# Start of DATASET RECORDS
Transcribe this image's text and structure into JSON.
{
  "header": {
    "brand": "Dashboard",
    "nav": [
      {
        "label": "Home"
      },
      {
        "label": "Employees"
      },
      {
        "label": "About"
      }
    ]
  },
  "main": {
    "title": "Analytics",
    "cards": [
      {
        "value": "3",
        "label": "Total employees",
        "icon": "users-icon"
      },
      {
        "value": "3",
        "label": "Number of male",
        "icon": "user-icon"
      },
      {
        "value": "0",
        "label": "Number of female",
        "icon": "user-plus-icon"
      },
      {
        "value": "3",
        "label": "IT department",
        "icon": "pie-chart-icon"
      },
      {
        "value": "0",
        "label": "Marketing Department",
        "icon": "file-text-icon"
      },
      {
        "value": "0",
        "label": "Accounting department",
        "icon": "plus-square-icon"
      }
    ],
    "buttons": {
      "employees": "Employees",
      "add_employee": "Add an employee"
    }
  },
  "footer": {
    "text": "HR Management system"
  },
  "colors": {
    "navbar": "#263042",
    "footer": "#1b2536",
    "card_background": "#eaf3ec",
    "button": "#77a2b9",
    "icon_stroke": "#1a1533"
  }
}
# End of DATASET RECORDS
# Start of DATASET RECORDS
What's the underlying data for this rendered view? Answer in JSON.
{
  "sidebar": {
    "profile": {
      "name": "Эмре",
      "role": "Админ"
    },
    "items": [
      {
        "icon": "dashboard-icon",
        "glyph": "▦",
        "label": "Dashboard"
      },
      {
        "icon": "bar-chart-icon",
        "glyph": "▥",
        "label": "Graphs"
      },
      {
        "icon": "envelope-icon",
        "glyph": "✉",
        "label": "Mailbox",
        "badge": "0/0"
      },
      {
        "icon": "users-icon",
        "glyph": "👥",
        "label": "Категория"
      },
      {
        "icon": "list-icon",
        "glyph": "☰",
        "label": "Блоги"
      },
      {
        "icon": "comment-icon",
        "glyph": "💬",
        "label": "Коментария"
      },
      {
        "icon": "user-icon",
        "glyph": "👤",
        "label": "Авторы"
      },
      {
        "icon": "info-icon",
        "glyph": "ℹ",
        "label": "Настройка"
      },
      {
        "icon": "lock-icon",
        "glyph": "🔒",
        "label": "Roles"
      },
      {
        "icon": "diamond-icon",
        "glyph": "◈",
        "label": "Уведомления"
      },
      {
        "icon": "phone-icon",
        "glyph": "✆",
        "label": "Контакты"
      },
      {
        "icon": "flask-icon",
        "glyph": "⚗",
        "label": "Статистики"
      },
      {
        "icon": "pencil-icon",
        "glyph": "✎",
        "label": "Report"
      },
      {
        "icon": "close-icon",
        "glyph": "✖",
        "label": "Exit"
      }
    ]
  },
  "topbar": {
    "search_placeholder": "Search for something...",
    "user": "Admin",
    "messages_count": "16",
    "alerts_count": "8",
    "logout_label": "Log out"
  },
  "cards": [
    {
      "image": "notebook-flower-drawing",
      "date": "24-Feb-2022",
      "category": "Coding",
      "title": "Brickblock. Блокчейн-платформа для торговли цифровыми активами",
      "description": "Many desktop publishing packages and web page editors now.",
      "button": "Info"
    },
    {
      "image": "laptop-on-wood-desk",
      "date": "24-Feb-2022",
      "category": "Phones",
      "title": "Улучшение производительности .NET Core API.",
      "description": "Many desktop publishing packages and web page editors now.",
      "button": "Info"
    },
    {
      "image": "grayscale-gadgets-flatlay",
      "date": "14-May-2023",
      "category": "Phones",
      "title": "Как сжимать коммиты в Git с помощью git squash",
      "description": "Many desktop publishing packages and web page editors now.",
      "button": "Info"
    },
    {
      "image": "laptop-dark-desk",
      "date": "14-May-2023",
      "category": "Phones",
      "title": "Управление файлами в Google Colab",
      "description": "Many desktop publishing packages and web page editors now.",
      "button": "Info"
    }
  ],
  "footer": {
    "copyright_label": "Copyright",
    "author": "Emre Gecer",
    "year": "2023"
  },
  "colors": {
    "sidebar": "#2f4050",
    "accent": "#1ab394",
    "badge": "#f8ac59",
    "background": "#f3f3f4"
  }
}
# End of DATASET RECORDS
*TASK INSTRUCTIONS*.
Locate and copy each line in the data above that includes the word "image".

*RESULT*.
Transcribe this image's text and structure into JSON.
      "image": "notebook-flower-drawing",
      "image": "laptop-on-wood-desk",
      "image": "grayscale-gadgets-flatlay",
      "image": "laptop-dark-desk",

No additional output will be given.